[EXERCISE DETAILS]: Would you restate all the data that follows, word for word?

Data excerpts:

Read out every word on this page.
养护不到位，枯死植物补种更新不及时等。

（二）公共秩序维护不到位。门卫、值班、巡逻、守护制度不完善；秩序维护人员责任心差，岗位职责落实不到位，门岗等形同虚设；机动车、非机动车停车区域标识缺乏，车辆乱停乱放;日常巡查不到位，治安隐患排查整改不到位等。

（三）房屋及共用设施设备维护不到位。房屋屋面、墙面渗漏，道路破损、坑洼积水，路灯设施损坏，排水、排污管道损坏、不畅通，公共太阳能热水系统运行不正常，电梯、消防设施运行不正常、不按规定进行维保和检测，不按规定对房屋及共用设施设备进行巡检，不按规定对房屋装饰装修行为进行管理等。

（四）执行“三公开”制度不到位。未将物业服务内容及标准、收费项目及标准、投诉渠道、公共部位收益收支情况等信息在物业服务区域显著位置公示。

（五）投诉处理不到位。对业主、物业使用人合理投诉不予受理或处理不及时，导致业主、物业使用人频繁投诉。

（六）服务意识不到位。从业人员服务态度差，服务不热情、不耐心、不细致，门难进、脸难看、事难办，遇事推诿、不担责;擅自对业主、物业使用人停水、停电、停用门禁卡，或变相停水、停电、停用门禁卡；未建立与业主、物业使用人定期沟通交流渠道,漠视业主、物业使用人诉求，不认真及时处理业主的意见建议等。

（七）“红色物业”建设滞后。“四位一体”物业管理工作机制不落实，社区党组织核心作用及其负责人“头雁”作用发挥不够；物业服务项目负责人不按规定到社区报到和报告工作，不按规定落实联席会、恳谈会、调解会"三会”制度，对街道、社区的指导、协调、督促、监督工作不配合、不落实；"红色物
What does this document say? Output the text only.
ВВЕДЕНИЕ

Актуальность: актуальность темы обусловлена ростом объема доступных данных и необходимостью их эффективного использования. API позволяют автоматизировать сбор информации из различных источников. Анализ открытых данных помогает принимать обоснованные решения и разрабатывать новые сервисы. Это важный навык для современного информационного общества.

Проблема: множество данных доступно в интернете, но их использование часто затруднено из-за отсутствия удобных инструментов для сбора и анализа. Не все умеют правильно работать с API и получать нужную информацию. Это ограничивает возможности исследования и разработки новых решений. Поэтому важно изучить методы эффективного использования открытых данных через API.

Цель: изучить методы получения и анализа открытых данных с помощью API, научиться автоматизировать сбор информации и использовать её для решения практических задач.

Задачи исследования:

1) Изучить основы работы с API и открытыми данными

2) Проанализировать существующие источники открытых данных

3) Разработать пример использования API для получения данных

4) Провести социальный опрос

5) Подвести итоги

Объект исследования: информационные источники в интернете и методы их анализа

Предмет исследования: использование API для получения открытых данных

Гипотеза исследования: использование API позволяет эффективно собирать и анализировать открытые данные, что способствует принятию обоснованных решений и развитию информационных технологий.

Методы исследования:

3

[FINISHED EXERCISE]:
Read out every word on this page.
养护不到位，枯死植物补种更新不及时等。

（二）公共秩序维护不到位。门卫、值班、巡逻、守护制度不完善；秩序维护人员责任心差，岗位职责落实不到位，门岗等形同虚设；机动车、非机动车停车区域标识缺乏，车辆乱停乱放;日常巡查不到位，治安隐患排查整改不到位等。

（三）房屋及共用设施设备维护不到位。房屋屋面、墙面渗漏，道路破损、坑洼积水，路灯设施损坏，排水、排污管道损坏、不畅通，公共太阳能热水系统运行不正常，电梯、消防设施运行不正常、不按规定进行维保和检测，不按规定对房屋及共用设施设备进行巡检，不按规定对房屋装饰装修行为进行管理等。

（四）执行“三公开”制度不到位。未将物业服务内容及标准、收费项目及标准、投诉渠道、公共部位收益收支情况等信息在物业服务区域显著位置公示。

（五）投诉处理不到位。对业主、物业使用人合理投诉不予受理或处理不及时，导致业主、物业使用人频繁投诉。

（六）服务意识不到位。从业人员服务态度差，服务不热情、不耐心、不细致，门难进、脸难看、事难办，遇事推诿、不担责;擅自对业主、物业使用人停水、停电、停用门禁卡，或变相停水、停电、停用门禁卡；未建立与业主、物业使用人定期沟通交流渠道,漠视业主、物业使用人诉求，不认真及时处理业主的意见建议等。

（七）“红色物业”建设滞后。“四位一体”物业管理工作机制不落实，社区党组织核心作用及其负责人“头雁”作用发挥不够；物业服务项目负责人不按规定到社区报到和报告工作，不按规定落实联席会、恳谈会、调解会"三会”制度，对街道、社区的指导、协调、督促、监督工作不配合、不落实；"红色物
What does this document say? Output the text only.
ВВЕДЕНИЕ

Актуальность: актуальность темы обусловлена ростом объема доступных данных и необходимостью их эффективного использования. API позволяют автоматизировать сбор информации из различных источников. Анализ открытых данных помогает принимать обоснованные решения и разрабатывать новые сервисы. Это важный навык для современного информационного общества.

Проблема: множество данных доступно в интернете, но их использование часто затруднено из-за отсутствия удобных инструментов для сбора и анализа. Не все умеют правильно работать с API и получать нужную информацию. Это ограничивает возможности исследования и разработки новых решений. Поэтому важно изучить методы эффективного использования открытых данных через API.

Цель: изучить методы получения и анализа открытых данных с помощью API, научиться автоматизировать сбор информации и использовать её для решения практических задач.

Задачи исследования:

1) Изучить основы работы с API и открытыми данными

2) Проанализировать существующие источники открытых данных

3) Разработать пример использования API для получения данных

4) Провести социальный опрос

5) Подвести итоги

Объект исследования: информационные источники в интернете и методы их анализа

Предмет исследования: использование API для получения открытых данных

Гипотеза исследования: использование API позволяет эффективно собирать и анализировать открытые данные, что способствует принятию обоснованных решений и развитию информационных технологий.

Методы исследования:

3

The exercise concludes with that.